*Request*
Each record must be reproduced exactly as it is shown.

*Rows*
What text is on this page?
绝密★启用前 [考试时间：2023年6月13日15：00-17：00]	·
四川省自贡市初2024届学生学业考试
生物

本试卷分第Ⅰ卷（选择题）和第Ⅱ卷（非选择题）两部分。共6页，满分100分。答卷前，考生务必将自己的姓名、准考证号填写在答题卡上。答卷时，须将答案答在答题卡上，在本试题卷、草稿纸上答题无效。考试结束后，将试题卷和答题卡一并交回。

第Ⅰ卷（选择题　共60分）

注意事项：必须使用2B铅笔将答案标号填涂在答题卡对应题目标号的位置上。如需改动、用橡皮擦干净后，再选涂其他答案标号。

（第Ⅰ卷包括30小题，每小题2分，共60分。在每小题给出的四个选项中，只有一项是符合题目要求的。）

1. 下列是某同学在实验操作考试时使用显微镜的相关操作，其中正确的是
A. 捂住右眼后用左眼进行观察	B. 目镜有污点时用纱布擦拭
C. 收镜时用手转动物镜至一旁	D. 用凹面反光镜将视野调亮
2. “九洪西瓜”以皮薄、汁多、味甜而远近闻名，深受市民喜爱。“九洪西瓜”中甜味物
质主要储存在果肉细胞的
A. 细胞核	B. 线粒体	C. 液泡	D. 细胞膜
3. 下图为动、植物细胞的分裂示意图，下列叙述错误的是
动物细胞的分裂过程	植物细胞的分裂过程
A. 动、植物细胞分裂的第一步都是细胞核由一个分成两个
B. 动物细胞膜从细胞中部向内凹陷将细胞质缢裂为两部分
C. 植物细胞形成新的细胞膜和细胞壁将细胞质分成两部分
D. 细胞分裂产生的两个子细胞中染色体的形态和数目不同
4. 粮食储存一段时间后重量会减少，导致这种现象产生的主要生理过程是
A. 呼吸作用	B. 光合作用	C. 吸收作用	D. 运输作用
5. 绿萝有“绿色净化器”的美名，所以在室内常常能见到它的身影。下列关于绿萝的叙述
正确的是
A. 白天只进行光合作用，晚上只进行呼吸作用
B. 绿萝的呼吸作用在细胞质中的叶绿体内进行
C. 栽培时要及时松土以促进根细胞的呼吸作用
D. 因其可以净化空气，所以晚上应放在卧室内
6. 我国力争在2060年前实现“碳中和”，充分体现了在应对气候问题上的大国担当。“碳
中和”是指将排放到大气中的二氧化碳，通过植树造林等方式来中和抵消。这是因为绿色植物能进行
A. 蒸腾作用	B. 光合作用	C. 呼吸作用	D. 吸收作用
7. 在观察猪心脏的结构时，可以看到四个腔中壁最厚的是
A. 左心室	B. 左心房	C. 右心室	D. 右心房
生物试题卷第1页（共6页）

*Result for this exercise*
What text is on this page?
绝密★启用前 [考试时间：2023年6月13日15：00-17：00]	·
四川省自贡市初2024届学生学业考试
生物

本试卷分第Ⅰ卷（选择题）和第Ⅱ卷（非选择题）两部分。共6页，满分100分。答卷前，考生务必将自己的姓名、准考证号填写在答题卡上。答卷时，须将答案答在答题卡上，在本试题卷、草稿纸上答题无效。考试结束后，将试题卷和答题卡一并交回。

第Ⅰ卷（选择题　共60分）

注意事项：必须使用2B铅笔将答案标号填涂在答题卡对应题目标号的位置上。如需改动、用橡皮擦干净后，再选涂其他答案标号。

（第Ⅰ卷包括30小题，每小题2分，共60分。在每小题给出的四个选项中，只有一项是符合题目要求的。）

1. 下列是某同学在实验操作考试时使用显微镜的相关操作，其中正确的是
A. 捂住右眼后用左眼进行观察	B. 目镜有污点时用纱布擦拭
C. 收镜时用手转动物镜至一旁	D. 用凹面反光镜将视野调亮
2. “九洪西瓜”以皮薄、汁多、味甜而远近闻名，深受市民喜爱。“九洪西瓜”中甜味物
质主要储存在果肉细胞的
A. 细胞核	B. 线粒体	C. 液泡	D. 细胞膜
3. 下图为动、植物细胞的分裂示意图，下列叙述错误的是
动物细胞的分裂过程	植物细胞的分裂过程
A. 动、植物细胞分裂的第一步都是细胞核由一个分成两个
B. 动物细胞膜从细胞中部向内凹陷将细胞质缢裂为两部分
C. 植物细胞形成新的细胞膜和细胞壁将细胞质分成两部分
D. 细胞分裂产生的两个子细胞中染色体的形态和数目不同
4. 粮食储存一段时间后重量会减少，导致这种现象产生的主要生理过程是
A. 呼吸作用	B. 光合作用	C. 吸收作用	D. 运输作用
5. 绿萝有“绿色净化器”的美名，所以在室内常常能见到它的身影。下列关于绿萝的叙述
正确的是
A. 白天只进行光合作用，晚上只进行呼吸作用
B. 绿萝的呼吸作用在细胞质中的叶绿体内进行
C. 栽培时要及时松土以促进根细胞的呼吸作用
D. 因其可以净化空气，所以晚上应放在卧室内
6. 我国力争在2060年前实现“碳中和”，充分体现了在应对气候问题上的大国担当。“碳
中和”是指将排放到大气中的二氧化碳，通过植树造林等方式来中和抵消。这是因为绿色植物能进行
A. 蒸腾作用	B. 光合作用	C. 呼吸作用	D. 吸收作用
7. 在观察猪心脏的结构时，可以看到四个腔中壁最厚的是
A. 左心室	B. 左心房	C. 右心室	D. 右心房
生物试题卷第1页（共6页）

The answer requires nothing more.